(Saved dataset rows)

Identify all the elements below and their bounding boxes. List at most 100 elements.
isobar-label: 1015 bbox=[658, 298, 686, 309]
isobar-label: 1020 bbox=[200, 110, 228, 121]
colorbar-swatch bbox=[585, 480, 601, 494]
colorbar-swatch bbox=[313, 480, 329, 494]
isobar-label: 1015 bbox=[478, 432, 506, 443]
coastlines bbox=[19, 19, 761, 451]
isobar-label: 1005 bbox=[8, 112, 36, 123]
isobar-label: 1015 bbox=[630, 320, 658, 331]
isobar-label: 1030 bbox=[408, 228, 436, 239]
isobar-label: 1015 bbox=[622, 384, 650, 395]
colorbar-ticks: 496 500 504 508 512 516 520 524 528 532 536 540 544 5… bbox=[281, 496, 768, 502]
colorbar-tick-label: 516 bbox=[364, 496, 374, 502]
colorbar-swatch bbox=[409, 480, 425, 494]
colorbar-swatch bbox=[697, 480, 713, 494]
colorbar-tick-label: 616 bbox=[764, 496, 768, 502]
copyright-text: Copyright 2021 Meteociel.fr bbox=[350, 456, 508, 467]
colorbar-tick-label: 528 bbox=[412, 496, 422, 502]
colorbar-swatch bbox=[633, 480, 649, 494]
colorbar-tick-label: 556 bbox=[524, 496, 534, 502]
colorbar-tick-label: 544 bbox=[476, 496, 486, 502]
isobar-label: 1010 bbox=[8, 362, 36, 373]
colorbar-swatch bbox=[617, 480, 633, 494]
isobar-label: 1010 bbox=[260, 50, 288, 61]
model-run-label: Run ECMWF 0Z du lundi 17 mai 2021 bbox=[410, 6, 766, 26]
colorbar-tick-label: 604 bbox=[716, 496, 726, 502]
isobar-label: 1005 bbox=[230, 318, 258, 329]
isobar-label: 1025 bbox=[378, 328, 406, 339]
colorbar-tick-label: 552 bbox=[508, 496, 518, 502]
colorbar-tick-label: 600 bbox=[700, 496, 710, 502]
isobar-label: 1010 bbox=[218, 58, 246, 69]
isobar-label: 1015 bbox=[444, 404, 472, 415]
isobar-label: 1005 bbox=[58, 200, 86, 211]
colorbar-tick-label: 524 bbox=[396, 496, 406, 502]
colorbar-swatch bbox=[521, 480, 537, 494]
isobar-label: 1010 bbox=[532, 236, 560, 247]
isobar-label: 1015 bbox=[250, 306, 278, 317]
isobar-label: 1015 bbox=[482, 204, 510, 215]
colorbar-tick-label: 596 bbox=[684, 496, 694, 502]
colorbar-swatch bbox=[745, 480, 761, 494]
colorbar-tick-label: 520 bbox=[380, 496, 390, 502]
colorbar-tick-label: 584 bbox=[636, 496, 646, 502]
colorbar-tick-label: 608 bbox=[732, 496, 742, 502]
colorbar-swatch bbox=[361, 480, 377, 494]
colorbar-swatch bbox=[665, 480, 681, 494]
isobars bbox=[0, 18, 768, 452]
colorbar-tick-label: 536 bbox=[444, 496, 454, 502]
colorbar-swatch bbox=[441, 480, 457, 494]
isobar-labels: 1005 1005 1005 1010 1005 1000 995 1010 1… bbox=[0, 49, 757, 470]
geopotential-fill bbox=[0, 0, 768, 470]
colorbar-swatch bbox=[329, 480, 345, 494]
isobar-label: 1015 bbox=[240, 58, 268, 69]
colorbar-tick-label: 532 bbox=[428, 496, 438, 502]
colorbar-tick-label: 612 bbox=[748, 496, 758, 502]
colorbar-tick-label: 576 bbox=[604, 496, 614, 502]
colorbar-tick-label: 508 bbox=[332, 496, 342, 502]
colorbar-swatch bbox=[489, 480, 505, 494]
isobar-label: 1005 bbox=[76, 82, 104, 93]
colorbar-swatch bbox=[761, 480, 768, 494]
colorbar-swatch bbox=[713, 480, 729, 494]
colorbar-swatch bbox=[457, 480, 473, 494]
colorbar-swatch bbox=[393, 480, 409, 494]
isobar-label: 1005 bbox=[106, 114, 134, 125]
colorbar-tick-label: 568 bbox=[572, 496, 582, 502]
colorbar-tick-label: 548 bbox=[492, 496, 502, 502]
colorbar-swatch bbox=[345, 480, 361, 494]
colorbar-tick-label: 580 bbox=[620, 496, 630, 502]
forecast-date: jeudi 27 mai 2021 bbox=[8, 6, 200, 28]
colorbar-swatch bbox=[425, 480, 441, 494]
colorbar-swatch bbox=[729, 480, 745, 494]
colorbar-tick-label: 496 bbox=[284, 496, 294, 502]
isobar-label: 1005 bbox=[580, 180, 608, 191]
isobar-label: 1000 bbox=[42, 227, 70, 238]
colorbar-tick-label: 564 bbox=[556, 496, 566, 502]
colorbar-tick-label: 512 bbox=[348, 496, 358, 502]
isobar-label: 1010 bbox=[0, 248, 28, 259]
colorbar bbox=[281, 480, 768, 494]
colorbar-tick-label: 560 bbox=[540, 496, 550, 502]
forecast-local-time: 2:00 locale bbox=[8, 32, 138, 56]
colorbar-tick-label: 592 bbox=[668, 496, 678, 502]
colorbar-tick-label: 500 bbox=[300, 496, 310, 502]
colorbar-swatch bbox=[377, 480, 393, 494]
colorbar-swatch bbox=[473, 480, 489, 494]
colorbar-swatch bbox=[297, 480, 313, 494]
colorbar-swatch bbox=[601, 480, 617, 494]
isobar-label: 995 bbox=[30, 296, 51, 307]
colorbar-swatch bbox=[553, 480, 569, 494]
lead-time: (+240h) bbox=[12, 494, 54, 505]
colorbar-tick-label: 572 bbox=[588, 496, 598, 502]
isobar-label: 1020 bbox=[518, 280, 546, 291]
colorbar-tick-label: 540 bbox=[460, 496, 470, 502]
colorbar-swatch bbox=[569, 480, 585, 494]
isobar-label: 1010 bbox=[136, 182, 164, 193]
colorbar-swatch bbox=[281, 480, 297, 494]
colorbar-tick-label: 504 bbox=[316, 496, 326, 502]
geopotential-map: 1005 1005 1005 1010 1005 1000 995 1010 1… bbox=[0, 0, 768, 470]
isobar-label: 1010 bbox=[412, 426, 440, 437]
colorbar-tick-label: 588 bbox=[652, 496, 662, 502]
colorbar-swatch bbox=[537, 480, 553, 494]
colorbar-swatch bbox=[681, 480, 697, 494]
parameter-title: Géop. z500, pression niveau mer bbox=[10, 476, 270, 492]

The exercise
Print every one of the rows above again, character for character, without leaving any out.

Output of the task
Identify all the elements below and their bounding boxes. List at most 100 elements.
isobar-label: 1015 bbox=[658, 298, 686, 309]
isobar-label: 1020 bbox=[200, 110, 228, 121]
colorbar-swatch bbox=[585, 480, 601, 494]
colorbar-swatch bbox=[313, 480, 329, 494]
isobar-label: 1015 bbox=[478, 432, 506, 443]
coastlines bbox=[19, 19, 761, 451]
isobar-label: 1005 bbox=[8, 112, 36, 123]
isobar-label: 1015 bbox=[630, 320, 658, 331]
isobar-label: 1030 bbox=[408, 228, 436, 239]
isobar-label: 1015 bbox=[622, 384, 650, 395]
colorbar-ticks: 496 500 504 508 512 516 520 524 528 532 536 540 544 5… bbox=[281, 496, 768, 502]
colorbar-tick-label: 516 bbox=[364, 496, 374, 502]
colorbar-swatch bbox=[409, 480, 425, 494]
colorbar-swatch bbox=[697, 480, 713, 494]
colorbar-tick-label: 616 bbox=[764, 496, 768, 502]
copyright-text: Copyright 2021 Meteociel.fr bbox=[350, 456, 508, 467]
colorbar-tick-label: 528 bbox=[412, 496, 422, 502]
colorbar-swatch bbox=[633, 480, 649, 494]
colorbar-tick-label: 556 bbox=[524, 496, 534, 502]
colorbar-tick-label: 544 bbox=[476, 496, 486, 502]
isobar-label: 1010 bbox=[8, 362, 36, 373]
colorbar-swatch bbox=[617, 480, 633, 494]
isobar-label: 1010 bbox=[260, 50, 288, 61]
model-run-label: Run ECMWF 0Z du lundi 17 mai 2021 bbox=[410, 6, 766, 26]
colorbar-tick-label: 604 bbox=[716, 496, 726, 502]
isobar-label: 1005 bbox=[230, 318, 258, 329]
isobar-label: 1025 bbox=[378, 328, 406, 339]
colorbar-tick-label: 552 bbox=[508, 496, 518, 502]
colorbar-tick-label: 600 bbox=[700, 496, 710, 502]
isobar-label: 1010 bbox=[218, 58, 246, 69]
isobar-label: 1015 bbox=[444, 404, 472, 415]
isobar-label: 1005 bbox=[58, 200, 86, 211]
colorbar-tick-label: 524 bbox=[396, 496, 406, 502]
colorbar-swatch bbox=[521, 480, 537, 494]
isobar-label: 1010 bbox=[532, 236, 560, 247]
isobar-label: 1015 bbox=[250, 306, 278, 317]
isobar-label: 1015 bbox=[482, 204, 510, 215]
colorbar-tick-label: 596 bbox=[684, 496, 694, 502]
colorbar-swatch bbox=[745, 480, 761, 494]
colorbar-tick-label: 520 bbox=[380, 496, 390, 502]
colorbar-tick-label: 584 bbox=[636, 496, 646, 502]
colorbar-tick-label: 608 bbox=[732, 496, 742, 502]
colorbar-swatch bbox=[361, 480, 377, 494]
colorbar-swatch bbox=[665, 480, 681, 494]
isobars bbox=[0, 18, 768, 452]
colorbar-tick-label: 536 bbox=[444, 496, 454, 502]
colorbar-swatch bbox=[441, 480, 457, 494]
isobar-labels: 1005 1005 1005 1010 1005 1000 995 1010 1… bbox=[0, 49, 757, 470]
geopotential-fill bbox=[0, 0, 768, 470]
colorbar-swatch bbox=[329, 480, 345, 494]
isobar-label: 1015 bbox=[240, 58, 268, 69]
colorbar-tick-label: 532 bbox=[428, 496, 438, 502]
colorbar-tick-label: 612 bbox=[748, 496, 758, 502]
colorbar-tick-label: 576 bbox=[604, 496, 614, 502]
colorbar-tick-label: 508 bbox=[332, 496, 342, 502]
colorbar-swatch bbox=[489, 480, 505, 494]
isobar-label: 1005 bbox=[76, 82, 104, 93]
colorbar-swatch bbox=[761, 480, 768, 494]
colorbar-swatch bbox=[713, 480, 729, 494]
colorbar-swatch bbox=[457, 480, 473, 494]
colorbar-swatch bbox=[393, 480, 409, 494]
isobar-label: 1005 bbox=[106, 114, 134, 125]
colorbar-tick-label: 568 bbox=[572, 496, 582, 502]
colorbar-tick-label: 548 bbox=[492, 496, 502, 502]
colorbar-swatch bbox=[345, 480, 361, 494]
colorbar-tick-label: 580 bbox=[620, 496, 630, 502]
forecast-date: jeudi 27 mai 2021 bbox=[8, 6, 200, 28]
colorbar-swatch bbox=[425, 480, 441, 494]
colorbar-swatch bbox=[729, 480, 745, 494]
colorbar-tick-label: 496 bbox=[284, 496, 294, 502]
isobar-label: 1005 bbox=[580, 180, 608, 191]
isobar-label: 1000 bbox=[42, 227, 70, 238]
colorbar-tick-label: 564 bbox=[556, 496, 566, 502]
colorbar-tick-label: 512 bbox=[348, 496, 358, 502]
isobar-label: 1010 bbox=[0, 248, 28, 259]
colorbar bbox=[281, 480, 768, 494]
colorbar-tick-label: 560 bbox=[540, 496, 550, 502]
forecast-local-time: 2:00 locale bbox=[8, 32, 138, 56]
colorbar-tick-label: 592 bbox=[668, 496, 678, 502]
colorbar-tick-label: 500 bbox=[300, 496, 310, 502]
colorbar-swatch bbox=[377, 480, 393, 494]
colorbar-swatch bbox=[473, 480, 489, 494]
colorbar-swatch bbox=[297, 480, 313, 494]
colorbar-swatch bbox=[601, 480, 617, 494]
isobar-label: 995 bbox=[30, 296, 51, 307]
colorbar-swatch bbox=[553, 480, 569, 494]
lead-time: (+240h) bbox=[12, 494, 54, 505]
colorbar-tick-label: 572 bbox=[588, 496, 598, 502]
isobar-label: 1020 bbox=[518, 280, 546, 291]
colorbar-tick-label: 540 bbox=[460, 496, 470, 502]
colorbar-swatch bbox=[569, 480, 585, 494]
isobar-label: 1010 bbox=[136, 182, 164, 193]
colorbar-swatch bbox=[281, 480, 297, 494]
colorbar-tick-label: 504 bbox=[316, 496, 326, 502]
geopotential-map: 1005 1005 1005 1010 1005 1000 995 1010 1… bbox=[0, 0, 768, 470]
isobar-label: 1010 bbox=[412, 426, 440, 437]
colorbar-tick-label: 588 bbox=[652, 496, 662, 502]
colorbar-swatch bbox=[537, 480, 553, 494]
colorbar-swatch bbox=[681, 480, 697, 494]
parameter-title: Géop. z500, pression niveau mer bbox=[10, 476, 270, 492]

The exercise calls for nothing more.